# Provided data:
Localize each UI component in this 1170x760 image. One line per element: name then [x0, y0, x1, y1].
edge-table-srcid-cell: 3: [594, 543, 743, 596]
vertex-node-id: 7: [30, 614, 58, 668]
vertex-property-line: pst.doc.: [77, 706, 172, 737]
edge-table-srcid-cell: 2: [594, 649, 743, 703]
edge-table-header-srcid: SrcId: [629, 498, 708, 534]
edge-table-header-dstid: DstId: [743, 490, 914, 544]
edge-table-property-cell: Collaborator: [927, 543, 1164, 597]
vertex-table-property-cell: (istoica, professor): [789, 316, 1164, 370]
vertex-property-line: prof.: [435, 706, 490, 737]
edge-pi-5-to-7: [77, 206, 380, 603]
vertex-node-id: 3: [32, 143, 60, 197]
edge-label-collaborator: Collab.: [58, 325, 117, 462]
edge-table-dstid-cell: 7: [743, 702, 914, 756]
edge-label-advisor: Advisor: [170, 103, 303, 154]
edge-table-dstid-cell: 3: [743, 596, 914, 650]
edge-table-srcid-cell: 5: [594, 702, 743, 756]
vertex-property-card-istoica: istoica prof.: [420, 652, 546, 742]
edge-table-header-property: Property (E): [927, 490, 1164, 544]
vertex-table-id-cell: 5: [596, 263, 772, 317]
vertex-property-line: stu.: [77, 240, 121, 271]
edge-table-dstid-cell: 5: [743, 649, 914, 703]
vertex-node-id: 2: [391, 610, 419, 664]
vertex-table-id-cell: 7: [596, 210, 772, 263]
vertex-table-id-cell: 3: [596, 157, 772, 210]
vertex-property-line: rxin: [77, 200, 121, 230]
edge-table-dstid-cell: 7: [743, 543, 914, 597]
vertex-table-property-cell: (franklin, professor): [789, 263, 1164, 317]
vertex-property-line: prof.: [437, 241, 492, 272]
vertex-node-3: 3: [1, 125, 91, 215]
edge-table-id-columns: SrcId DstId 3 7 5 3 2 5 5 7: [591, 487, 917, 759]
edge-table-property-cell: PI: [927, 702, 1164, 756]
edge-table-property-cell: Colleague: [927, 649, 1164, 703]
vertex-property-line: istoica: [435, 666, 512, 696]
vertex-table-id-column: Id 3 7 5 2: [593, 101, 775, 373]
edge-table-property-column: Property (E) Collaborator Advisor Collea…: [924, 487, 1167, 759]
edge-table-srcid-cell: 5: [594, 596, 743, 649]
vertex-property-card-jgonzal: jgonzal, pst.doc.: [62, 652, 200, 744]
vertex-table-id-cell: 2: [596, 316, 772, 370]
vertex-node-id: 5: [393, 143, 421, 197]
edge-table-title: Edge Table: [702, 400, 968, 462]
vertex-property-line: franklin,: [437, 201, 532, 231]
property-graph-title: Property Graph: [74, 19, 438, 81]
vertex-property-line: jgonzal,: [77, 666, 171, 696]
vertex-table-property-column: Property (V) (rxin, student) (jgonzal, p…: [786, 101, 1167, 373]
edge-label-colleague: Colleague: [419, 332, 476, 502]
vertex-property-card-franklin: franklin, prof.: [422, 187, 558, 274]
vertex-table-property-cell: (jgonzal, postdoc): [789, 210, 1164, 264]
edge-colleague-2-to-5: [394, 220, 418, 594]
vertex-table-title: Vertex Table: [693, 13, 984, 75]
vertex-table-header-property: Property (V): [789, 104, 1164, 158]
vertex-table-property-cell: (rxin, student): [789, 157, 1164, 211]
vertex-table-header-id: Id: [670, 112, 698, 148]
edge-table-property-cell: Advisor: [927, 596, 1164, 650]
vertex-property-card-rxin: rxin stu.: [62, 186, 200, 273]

# Exercise goal:
Reproduce every line above, unchanged and in the same order.

# Written solution:
Localize each UI component in this 1170x760 image. One line per element: name then [x0, y0, x1, y1].
edge-table-srcid-cell: 3: [594, 543, 743, 596]
vertex-node-id: 7: [30, 614, 58, 668]
vertex-property-line: pst.doc.: [77, 706, 172, 737]
edge-table-srcid-cell: 2: [594, 649, 743, 703]
edge-table-header-srcid: SrcId: [629, 498, 708, 534]
edge-table-header-dstid: DstId: [743, 490, 914, 544]
edge-table-property-cell: Collaborator: [927, 543, 1164, 597]
vertex-table-property-cell: (istoica, professor): [789, 316, 1164, 370]
vertex-property-line: prof.: [435, 706, 490, 737]
edge-pi-5-to-7: [77, 206, 380, 603]
vertex-node-id: 3: [32, 143, 60, 197]
edge-label-collaborator: Collab.: [58, 325, 117, 462]
edge-table-dstid-cell: 7: [743, 702, 914, 756]
edge-label-advisor: Advisor: [170, 103, 303, 154]
edge-table-dstid-cell: 3: [743, 596, 914, 650]
edge-table-srcid-cell: 5: [594, 702, 743, 756]
vertex-property-card-istoica: istoica prof.: [420, 652, 546, 742]
edge-table-header-property: Property (E): [927, 490, 1164, 544]
vertex-table-id-cell: 5: [596, 263, 772, 317]
vertex-property-line: stu.: [77, 240, 121, 271]
edge-table-dstid-cell: 5: [743, 649, 914, 703]
vertex-node-id: 2: [391, 610, 419, 664]
vertex-table-id-cell: 7: [596, 210, 772, 263]
vertex-table-id-cell: 3: [596, 157, 772, 210]
vertex-property-line: rxin: [77, 200, 121, 230]
edge-table-dstid-cell: 7: [743, 543, 914, 597]
vertex-table-property-cell: (franklin, professor): [789, 263, 1164, 317]
vertex-property-line: prof.: [437, 241, 492, 272]
vertex-node-3: 3: [1, 125, 91, 215]
edge-table-id-columns: SrcId DstId 3 7 5 3 2 5 5 7: [591, 487, 917, 759]
edge-table-property-cell: PI: [927, 702, 1164, 756]
edge-table-property-cell: Colleague: [927, 649, 1164, 703]
vertex-property-line: istoica: [435, 666, 512, 696]
vertex-table-id-column: Id 3 7 5 2: [593, 101, 775, 373]
edge-table-property-column: Property (E) Collaborator Advisor Collea…: [924, 487, 1167, 759]
edge-table-srcid-cell: 5: [594, 596, 743, 649]
vertex-property-card-jgonzal: jgonzal, pst.doc.: [62, 652, 200, 744]
vertex-table-id-cell: 2: [596, 316, 772, 370]
vertex-node-id: 5: [393, 143, 421, 197]
edge-table-title: Edge Table: [702, 400, 968, 462]
vertex-property-line: franklin,: [437, 201, 532, 231]
property-graph-title: Property Graph: [74, 19, 438, 81]
vertex-property-line: jgonzal,: [77, 666, 171, 696]
vertex-table-property-column: Property (V) (rxin, student) (jgonzal, p…: [786, 101, 1167, 373]
edge-label-colleague: Colleague: [419, 332, 476, 502]
vertex-property-card-franklin: franklin, prof.: [422, 187, 558, 274]
vertex-table-property-cell: (jgonzal, postdoc): [789, 210, 1164, 264]
edge-colleague-2-to-5: [394, 220, 418, 594]
vertex-table-title: Vertex Table: [693, 13, 984, 75]
vertex-table-header-property: Property (V): [789, 104, 1164, 158]
vertex-table-property-cell: (rxin, student): [789, 157, 1164, 211]
vertex-table-header-id: Id: [670, 112, 698, 148]
edge-table-property-cell: Advisor: [927, 596, 1164, 650]
vertex-property-card-rxin: rxin stu.: [62, 186, 200, 273]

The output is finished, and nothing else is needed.